Each line below is to be written out in full, exactly as shown.

Recorded information:
::::::

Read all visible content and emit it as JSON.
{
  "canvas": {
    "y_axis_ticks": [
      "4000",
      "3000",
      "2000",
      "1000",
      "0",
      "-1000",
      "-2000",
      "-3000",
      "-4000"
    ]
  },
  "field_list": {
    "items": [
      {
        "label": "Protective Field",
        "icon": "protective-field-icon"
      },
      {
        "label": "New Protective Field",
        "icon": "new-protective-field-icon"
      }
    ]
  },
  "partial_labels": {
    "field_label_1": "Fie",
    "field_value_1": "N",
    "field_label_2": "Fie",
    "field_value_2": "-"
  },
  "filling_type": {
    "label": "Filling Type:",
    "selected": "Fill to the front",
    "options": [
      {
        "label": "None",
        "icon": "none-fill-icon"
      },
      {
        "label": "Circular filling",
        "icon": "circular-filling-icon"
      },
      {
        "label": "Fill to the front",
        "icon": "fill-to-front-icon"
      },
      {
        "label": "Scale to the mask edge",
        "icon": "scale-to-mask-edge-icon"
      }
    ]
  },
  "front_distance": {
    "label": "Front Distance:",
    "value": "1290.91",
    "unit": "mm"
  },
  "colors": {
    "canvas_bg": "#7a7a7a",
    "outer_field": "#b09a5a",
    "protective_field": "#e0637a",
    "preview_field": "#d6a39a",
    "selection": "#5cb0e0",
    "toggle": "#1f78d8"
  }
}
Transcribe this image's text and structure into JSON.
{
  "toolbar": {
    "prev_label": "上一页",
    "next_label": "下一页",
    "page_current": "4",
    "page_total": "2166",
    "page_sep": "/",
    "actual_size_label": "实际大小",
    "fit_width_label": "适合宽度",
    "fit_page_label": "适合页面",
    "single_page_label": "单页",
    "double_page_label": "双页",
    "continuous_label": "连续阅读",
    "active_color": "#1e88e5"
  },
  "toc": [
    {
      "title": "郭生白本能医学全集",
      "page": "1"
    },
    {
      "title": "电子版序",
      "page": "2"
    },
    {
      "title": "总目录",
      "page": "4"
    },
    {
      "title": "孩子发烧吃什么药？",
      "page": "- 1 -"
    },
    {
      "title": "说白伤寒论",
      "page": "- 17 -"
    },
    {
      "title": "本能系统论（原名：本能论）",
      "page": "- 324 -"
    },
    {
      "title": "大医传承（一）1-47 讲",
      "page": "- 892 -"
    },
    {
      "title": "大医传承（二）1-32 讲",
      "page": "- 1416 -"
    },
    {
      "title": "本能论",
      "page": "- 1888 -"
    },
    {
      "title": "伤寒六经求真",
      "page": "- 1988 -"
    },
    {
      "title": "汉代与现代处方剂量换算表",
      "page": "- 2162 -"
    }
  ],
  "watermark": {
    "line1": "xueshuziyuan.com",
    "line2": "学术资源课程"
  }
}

::::::

The response:
Read all visible content and emit it as JSON.
{
  "canvas": {
    "y_axis_ticks": [
      "4000",
      "3000",
      "2000",
      "1000",
      "0",
      "-1000",
      "-2000",
      "-3000",
      "-4000"
    ]
  },
  "field_list": {
    "items": [
      {
        "label": "Protective Field",
        "icon": "protective-field-icon"
      },
      {
        "label": "New Protective Field",
        "icon": "new-protective-field-icon"
      }
    ]
  },
  "partial_labels": {
    "field_label_1": "Fie",
    "field_value_1": "N",
    "field_label_2": "Fie",
    "field_value_2": "-"
  },
  "filling_type": {
    "label": "Filling Type:",
    "selected": "Fill to the front",
    "options": [
      {
        "label": "None",
        "icon": "none-fill-icon"
      },
      {
        "label": "Circular filling",
        "icon": "circular-filling-icon"
      },
      {
        "label": "Fill to the front",
        "icon": "fill-to-front-icon"
      },
      {
        "label": "Scale to the mask edge",
        "icon": "scale-to-mask-edge-icon"
      }
    ]
  },
  "front_distance": {
    "label": "Front Distance:",
    "value": "1290.91",
    "unit": "mm"
  },
  "colors": {
    "canvas_bg": "#7a7a7a",
    "outer_field": "#b09a5a",
    "protective_field": "#e0637a",
    "preview_field": "#d6a39a",
    "selection": "#5cb0e0",
    "toggle": "#1f78d8"
  }
}
Transcribe this image's text and structure into JSON.
{
  "toolbar": {
    "prev_label": "上一页",
    "next_label": "下一页",
    "page_current": "4",
    "page_total": "2166",
    "page_sep": "/",
    "actual_size_label": "实际大小",
    "fit_width_label": "适合宽度",
    "fit_page_label": "适合页面",
    "single_page_label": "单页",
    "double_page_label": "双页",
    "continuous_label": "连续阅读",
    "active_color": "#1e88e5"
  },
  "toc": [
    {
      "title": "郭生白本能医学全集",
      "page": "1"
    },
    {
      "title": "电子版序",
      "page": "2"
    },
    {
      "title": "总目录",
      "page": "4"
    },
    {
      "title": "孩子发烧吃什么药？",
      "page": "- 1 -"
    },
    {
      "title": "说白伤寒论",
      "page": "- 17 -"
    },
    {
      "title": "本能系统论（原名：本能论）",
      "page": "- 324 -"
    },
    {
      "title": "大医传承（一）1-47 讲",
      "page": "- 892 -"
    },
    {
      "title": "大医传承（二）1-32 讲",
      "page": "- 1416 -"
    },
    {
      "title": "本能论",
      "page": "- 1888 -"
    },
    {
      "title": "伤寒六经求真",
      "page": "- 1988 -"
    },
    {
      "title": "汉代与现代处方剂量换算表",
      "page": "- 2162 -"
    }
  ],
  "watermark": {
    "line1": "xueshuziyuan.com",
    "line2": "学术资源课程"
  }
}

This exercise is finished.